> **SET PROBLEM**:
Pull each line holding the word "detected" from the data.

> **DATA SUPPLIED**:
>> start

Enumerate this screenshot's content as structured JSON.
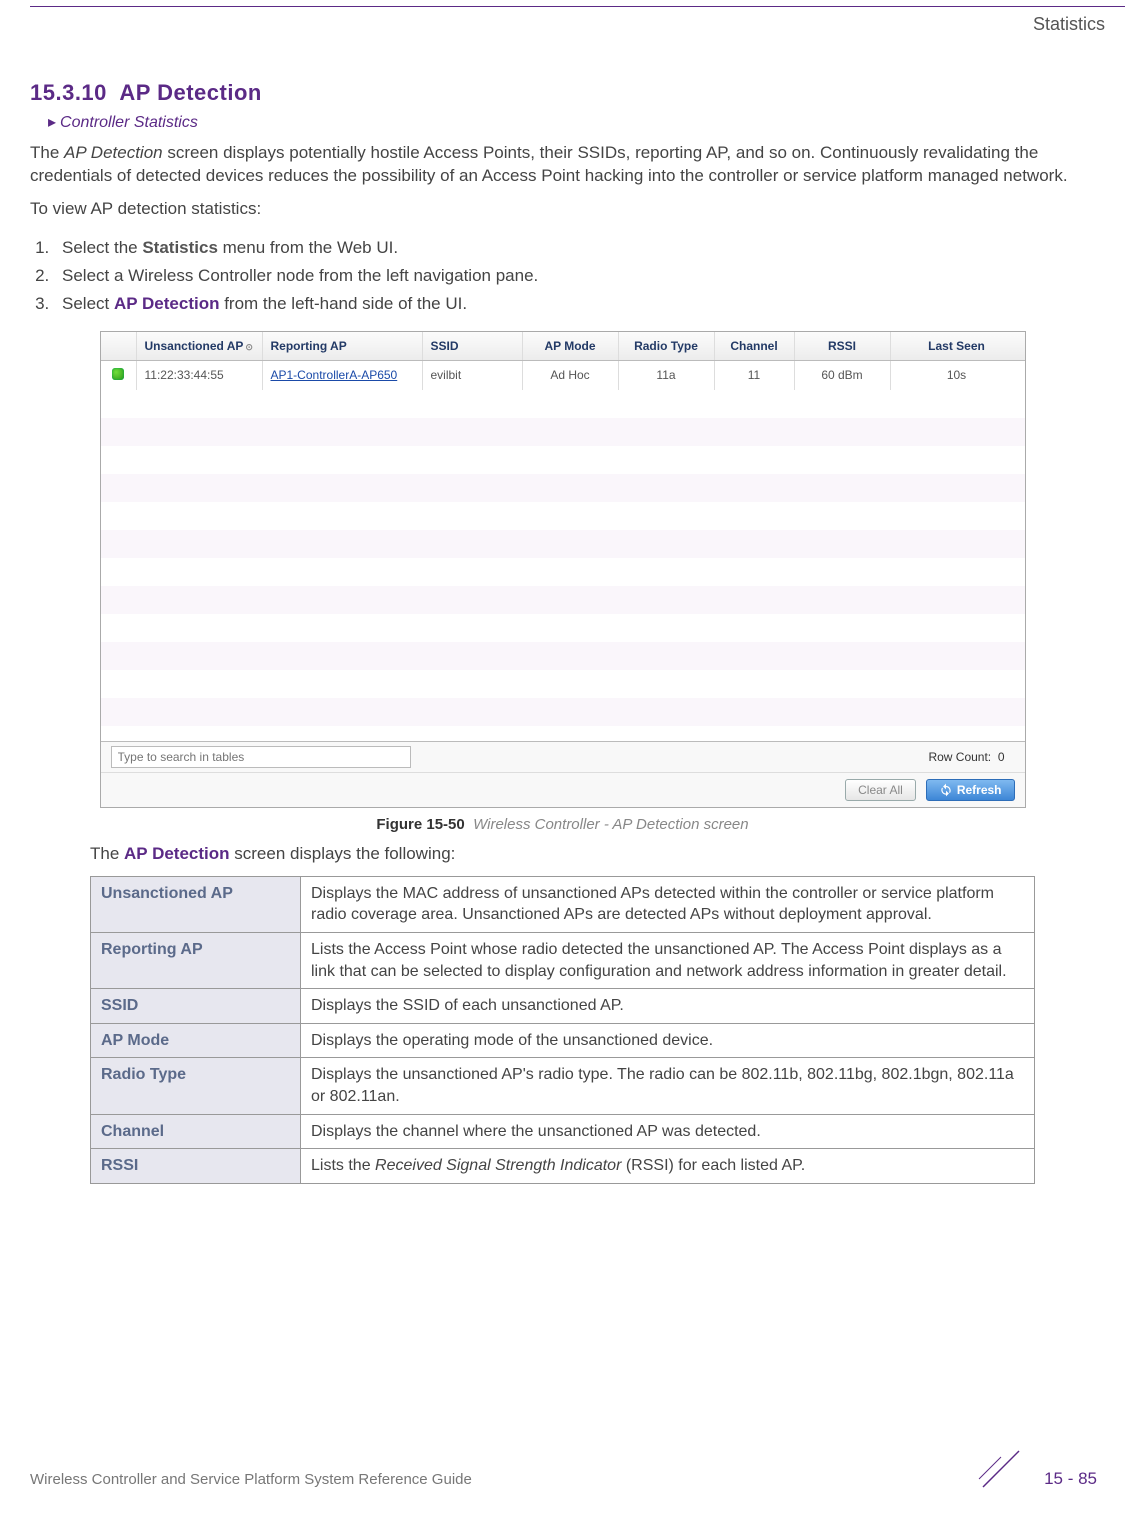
{
  "page": {
    "header_right": "Statistics",
    "section_number": "15.3.10",
    "section_title": "AP Detection",
    "breadcrumb": "Controller Statistics",
    "intro_pre": "The ",
    "intro_em": "AP Detection",
    "intro_post": " screen displays potentially hostile Access Points, their SSIDs, reporting AP, and so on. Continuously revalidating the credentials of detected devices reduces the possibility of an Access Point hacking into the controller or service platform managed network.",
    "lead": "To view AP detection statistics:",
    "steps": [
      {
        "pre": "Select the ",
        "bold": "Statistics",
        "post": " menu from the Web UI."
      },
      {
        "pre": "Select a Wireless Controller node from the left navigation pane.",
        "bold": "",
        "post": ""
      },
      {
        "pre": "Select ",
        "bold": "AP Detection",
        "post": " from the left-hand side of the UI."
      }
    ],
    "caption_label": "Figure 15-50",
    "caption_text": "Wireless Controller - AP Detection screen",
    "after_intro_pre": "The ",
    "after_intro_bold": "AP Detection",
    "after_intro_post": " screen displays the following:",
    "footer_text": "Wireless Controller and Service Platform System Reference Guide",
    "page_number": "15 - 85"
  },
  "screenshot": {
    "headers": {
      "unsanctioned": "Unsanctioned AP",
      "reporting": "Reporting AP",
      "ssid": "SSID",
      "ap_mode": "AP Mode",
      "radio_type": "Radio Type",
      "channel": "Channel",
      "rssi": "RSSI",
      "last_seen": "Last Seen"
    },
    "rows": [
      {
        "unsanctioned": "11:22:33:44:55",
        "reporting": "AP1-ControllerA-AP650",
        "ssid": "evilbit",
        "ap_mode": "Ad Hoc",
        "radio_type": "11a",
        "channel": "11",
        "rssi": "60 dBm",
        "last_seen": "10s"
      }
    ],
    "search_placeholder": "Type to search in tables",
    "row_count_label": "Row Count:",
    "row_count_value": "0",
    "btn_clear": "Clear All",
    "btn_refresh": "Refresh"
  },
  "definitions": [
    {
      "term": "Unsanctioned AP",
      "desc": "Displays the MAC address of unsanctioned APs detected within the controller or service platform radio coverage area. Unsanctioned APs are detected APs without deployment approval."
    },
    {
      "term": "Reporting AP",
      "desc": "Lists the Access Point whose radio detected the unsanctioned AP. The Access Point displays as a link that can be selected to display configuration and network address information in greater detail."
    },
    {
      "term": "SSID",
      "desc": "Displays the SSID of each unsanctioned AP."
    },
    {
      "term": "AP Mode",
      "desc": "Displays the operating mode of the unsanctioned device."
    },
    {
      "term": "Radio Type",
      "desc": "Displays the unsanctioned AP's radio type. The radio can be 802.11b, 802.11bg, 802.1bgn, 802.11a or 802.11an."
    },
    {
      "term": "Channel",
      "desc": "Displays the channel where the unsanctioned AP was detected."
    },
    {
      "term": "RSSI",
      "desc_pre": "Lists the ",
      "desc_em": "Received Signal Strength Indicator",
      "desc_post": " (RSSI) for each listed AP."
    }
  ]
}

>> end

> **COMPLETE ANSWER**:
    "intro_post": " screen displays potentially hostile Access Points, their SSIDs, reporting AP, and so on. Continuously revalidating the credentials of detected devices reduces the possibility of an Access Point hacking into the controller or service platform managed network.",
      "desc": "Displays the MAC address of unsanctioned APs detected within the controller or service platform radio coverage area. Unsanctioned APs are detected APs without deployment approval."
      "desc": "Lists the Access Point whose radio detected the unsanctioned AP. The Access Point displays as a link that can be selected to display configuration and network address information in greater detail."
      "desc": "Displays the channel where the unsanctioned AP was detected."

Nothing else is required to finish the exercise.